» AIM OF THE EXERCISE:
Print all of the entries exactly, minus the pictures.

» AVAILABLE RECORDS:
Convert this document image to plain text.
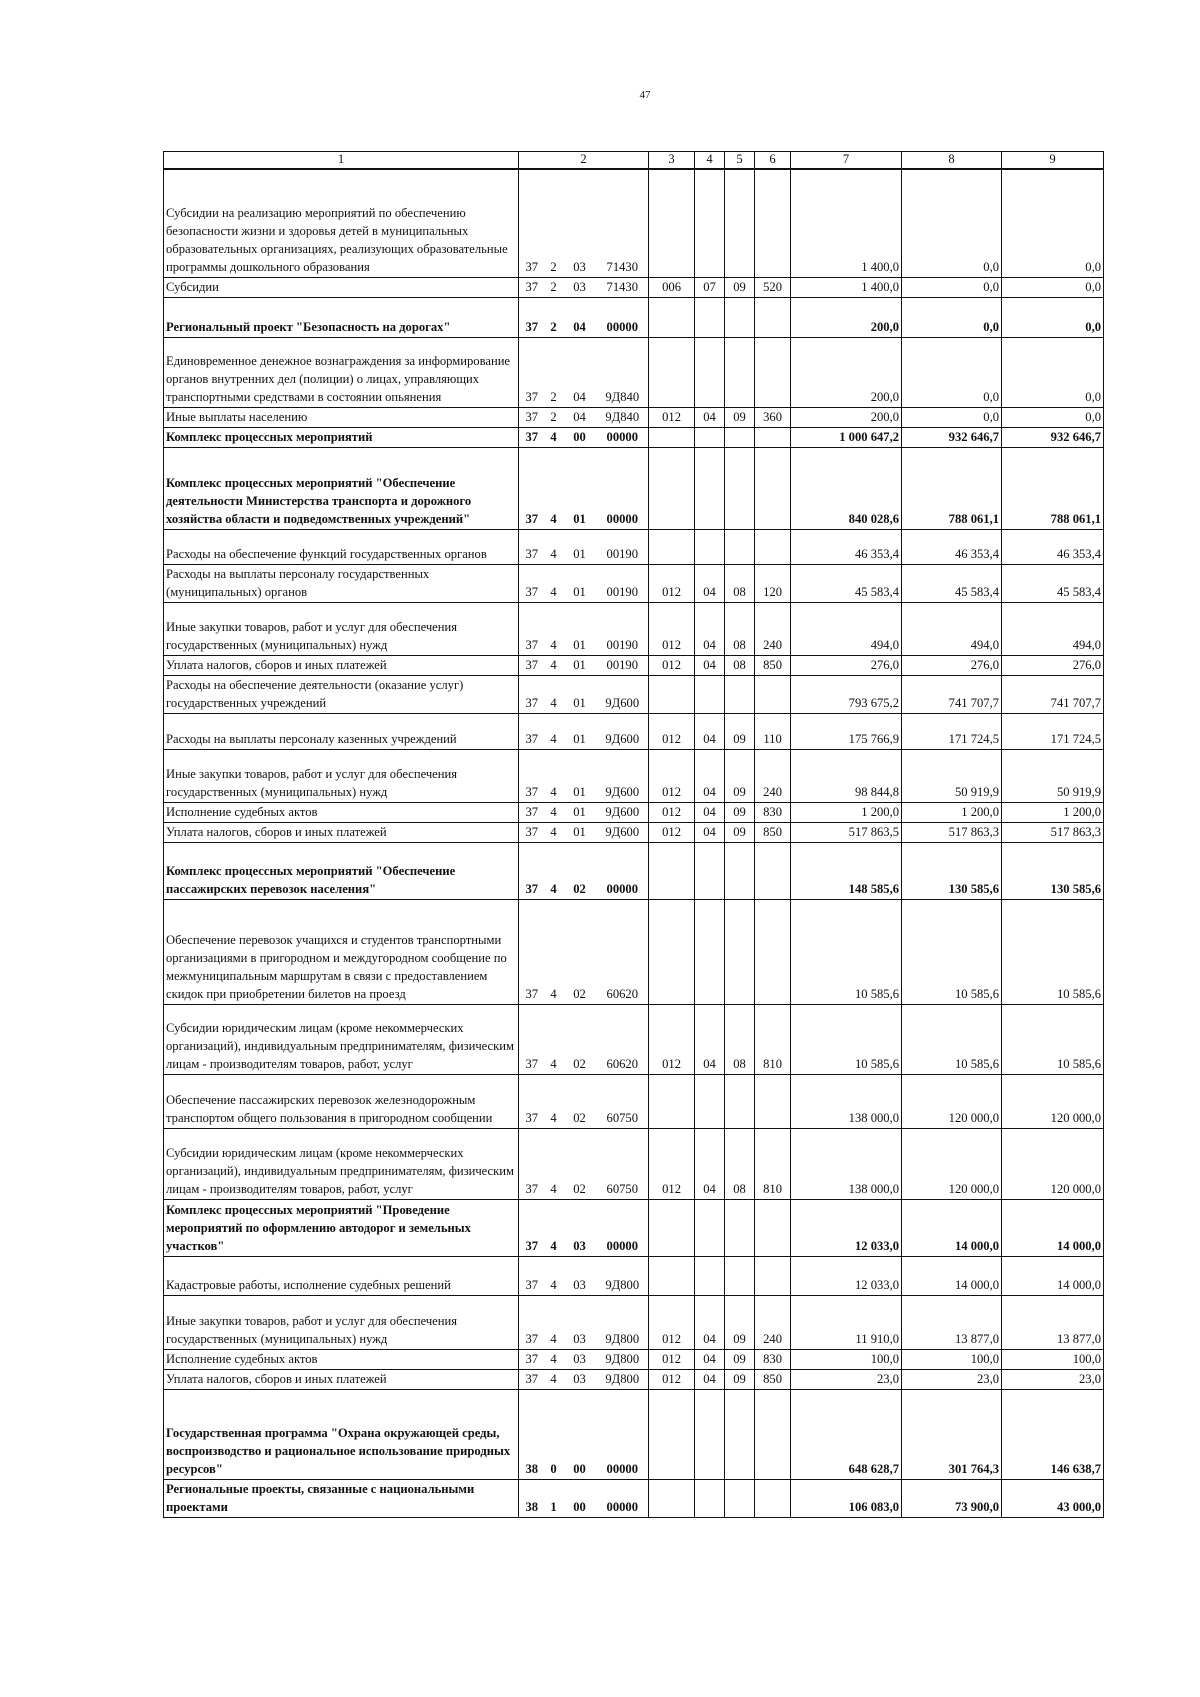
47
1	2				3	4	5	6	7	8	9
Субсидии на реализацию мероприятий по обеспечению безопасности жизни и здоровья детей в муниципальных образовательных организациях, реализующих образовательные программы дошкольного образования	37	2	03	71430					1 400,0	0,0	0,0
Субсидии	37	2	03	71430	006	07	09	520	1 400,0	0,0	0,0
Региональный проект "Безопасность на дорогах"	37	2	04	00000					200,0	0,0	0,0
Единовременное денежное вознаграждения за информирование органов внутренних дел (полиции) о лицах, управляющих транспортными средствами в состоянии опьянения	37	2	04	9Д840					200,0	0,0	0,0
Иные выплаты населению	37	2	04	9Д840	012	04	09	360	200,0	0,0	0,0
Комплекс процессных мероприятий	37	4	00	00000					1 000 647,2	932 646,7	932 646,7
Комплекс процессных мероприятий "Обеспечение деятельности Министерства транспорта и дорожного хозяйства области и подведомственных учреждений"	37	4	01	00000					840 028,6	788 061,1	788 061,1
Расходы на обеспечение функций государственных органов	37	4	01	00190					46 353,4	46 353,4	46 353,4
Расходы на выплаты персоналу государственных (муниципальных) органов	37	4	01	00190	012	04	08	120	45 583,4	45 583,4	45 583,4
Иные закупки товаров, работ и услуг для обеспечения государственных (муниципальных) нужд	37	4	01	00190	012	04	08	240	494,0	494,0	494,0
Уплата налогов, сборов и иных платежей	37	4	01	00190	012	04	08	850	276,0	276,0	276,0
Расходы на обеспечение деятельности (оказание услуг) государственных учреждений	37	4	01	9Д600					793 675,2	741 707,7	741 707,7
Расходы на выплаты персоналу казенных учреждений	37	4	01	9Д600	012	04	09	110	175 766,9	171 724,5	171 724,5
Иные закупки товаров, работ и услуг для обеспечения государственных (муниципальных) нужд	37	4	01	9Д600	012	04	09	240	98 844,8	50 919,9	50 919,9
Исполнение судебных актов	37	4	01	9Д600	012	04	09	830	1 200,0	1 200,0	1 200,0
Уплата налогов, сборов и иных платежей	37	4	01	9Д600	012	04	09	850	517 863,5	517 863,3	517 863,3
Комплекс процессных мероприятий "Обеспечение пассажирских перевозок населения"	37	4	02	00000					148 585,6	130 585,6	130 585,6
Обеспечение перевозок учащихся и студентов транспортными организациями в пригородном и междугородном сообщение по межмуниципальным маршрутам в связи с предоставлением скидок при приобретении билетов на проезд	37	4	02	60620					10 585,6	10 585,6	10 585,6
Субсидии юридическим лицам (кроме некоммерческих организаций), индивидуальным предпринимателям, физическим лицам - производителям товаров, работ, услуг	37	4	02	60620	012	04	08	810	10 585,6	10 585,6	10 585,6
Обеспечение пассажирских перевозок железнодорожным транспортом общего пользования в пригородном сообщении	37	4	02	60750					138 000,0	120 000,0	120 000,0
Субсидии юридическим лицам (кроме некоммерческих организаций), индивидуальным предпринимателям, физическим лицам - производителям товаров, работ, услуг	37	4	02	60750	012	04	08	810	138 000,0	120 000,0	120 000,0
Комплекс процессных мероприятий "Проведение мероприятий по оформлению автодорог и земельных участков"	37	4	03	00000					12 033,0	14 000,0	14 000,0
Кадастровые работы, исполнение судебных решений	37	4	03	9Д800					12 033,0	14 000,0	14 000,0
Иные закупки товаров, работ и услуг для обеспечения государственных (муниципальных) нужд	37	4	03	9Д800	012	04	09	240	11 910,0	13 877,0	13 877,0
Исполнение судебных актов	37	4	03	9Д800	012	04	09	830	100,0	100,0	100,0
Уплата налогов, сборов и иных платежей	37	4	03	9Д800	012	04	09	850	23,0	23,0	23,0
Государственная программа "Охрана окружающей среды, воспроизводство и рациональное использование природных ресурсов"	38	0	00	00000					648 628,7	301 764,3	146 638,7
Региональные проекты, связанные с национальными проектами	38	1	00	00000					106 083,0	73 900,0	43 000,0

» ANSWER FOR THE TASK:
Convert this document image to plain text.
47
1	2				3	4	5	6	7	8	9
Субсидии на реализацию мероприятий по обеспечению безопасности жизни и здоровья детей в муниципальных образовательных организациях, реализующих образовательные программы дошкольного образования	37	2	03	71430					1 400,0	0,0	0,0
Субсидии	37	2	03	71430	006	07	09	520	1 400,0	0,0	0,0
Региональный проект "Безопасность на дорогах"	37	2	04	00000					200,0	0,0	0,0
Единовременное денежное вознаграждения за информирование органов внутренних дел (полиции) о лицах, управляющих транспортными средствами в состоянии опьянения	37	2	04	9Д840					200,0	0,0	0,0
Иные выплаты населению	37	2	04	9Д840	012	04	09	360	200,0	0,0	0,0
Комплекс процессных мероприятий	37	4	00	00000					1 000 647,2	932 646,7	932 646,7
Комплекс процессных мероприятий "Обеспечение деятельности Министерства транспорта и дорожного хозяйства области и подведомственных учреждений"	37	4	01	00000					840 028,6	788 061,1	788 061,1
Расходы на обеспечение функций государственных органов	37	4	01	00190					46 353,4	46 353,4	46 353,4
Расходы на выплаты персоналу государственных (муниципальных) органов	37	4	01	00190	012	04	08	120	45 583,4	45 583,4	45 583,4
Иные закупки товаров, работ и услуг для обеспечения государственных (муниципальных) нужд	37	4	01	00190	012	04	08	240	494,0	494,0	494,0
Уплата налогов, сборов и иных платежей	37	4	01	00190	012	04	08	850	276,0	276,0	276,0
Расходы на обеспечение деятельности (оказание услуг) государственных учреждений	37	4	01	9Д600					793 675,2	741 707,7	741 707,7
Расходы на выплаты персоналу казенных учреждений	37	4	01	9Д600	012	04	09	110	175 766,9	171 724,5	171 724,5
Иные закупки товаров, работ и услуг для обеспечения государственных (муниципальных) нужд	37	4	01	9Д600	012	04	09	240	98 844,8	50 919,9	50 919,9
Исполнение судебных актов	37	4	01	9Д600	012	04	09	830	1 200,0	1 200,0	1 200,0
Уплата налогов, сборов и иных платежей	37	4	01	9Д600	012	04	09	850	517 863,5	517 863,3	517 863,3
Комплекс процессных мероприятий "Обеспечение пассажирских перевозок населения"	37	4	02	00000					148 585,6	130 585,6	130 585,6
Обеспечение перевозок учащихся и студентов транспортными организациями в пригородном и междугородном сообщение по межмуниципальным маршрутам в связи с предоставлением скидок при приобретении билетов на проезд	37	4	02	60620					10 585,6	10 585,6	10 585,6
Субсидии юридическим лицам (кроме некоммерческих организаций), индивидуальным предпринимателям, физическим лицам - производителям товаров, работ, услуг	37	4	02	60620	012	04	08	810	10 585,6	10 585,6	10 585,6
Обеспечение пассажирских перевозок железнодорожным транспортом общего пользования в пригородном сообщении	37	4	02	60750					138 000,0	120 000,0	120 000,0
Субсидии юридическим лицам (кроме некоммерческих организаций), индивидуальным предпринимателям, физическим лицам - производителям товаров, работ, услуг	37	4	02	60750	012	04	08	810	138 000,0	120 000,0	120 000,0
Комплекс процессных мероприятий "Проведение мероприятий по оформлению автодорог и земельных участков"	37	4	03	00000					12 033,0	14 000,0	14 000,0
Кадастровые работы, исполнение судебных решений	37	4	03	9Д800					12 033,0	14 000,0	14 000,0
Иные закупки товаров, работ и услуг для обеспечения государственных (муниципальных) нужд	37	4	03	9Д800	012	04	09	240	11 910,0	13 877,0	13 877,0
Исполнение судебных актов	37	4	03	9Д800	012	04	09	830	100,0	100,0	100,0
Уплата налогов, сборов и иных платежей	37	4	03	9Д800	012	04	09	850	23,0	23,0	23,0
Государственная программа "Охрана окружающей среды, воспроизводство и рациональное использование природных ресурсов"	38	0	00	00000					648 628,7	301 764,3	146 638,7
Региональные проекты, связанные с национальными проектами	38	1	00	00000					106 083,0	73 900,0	43 000,0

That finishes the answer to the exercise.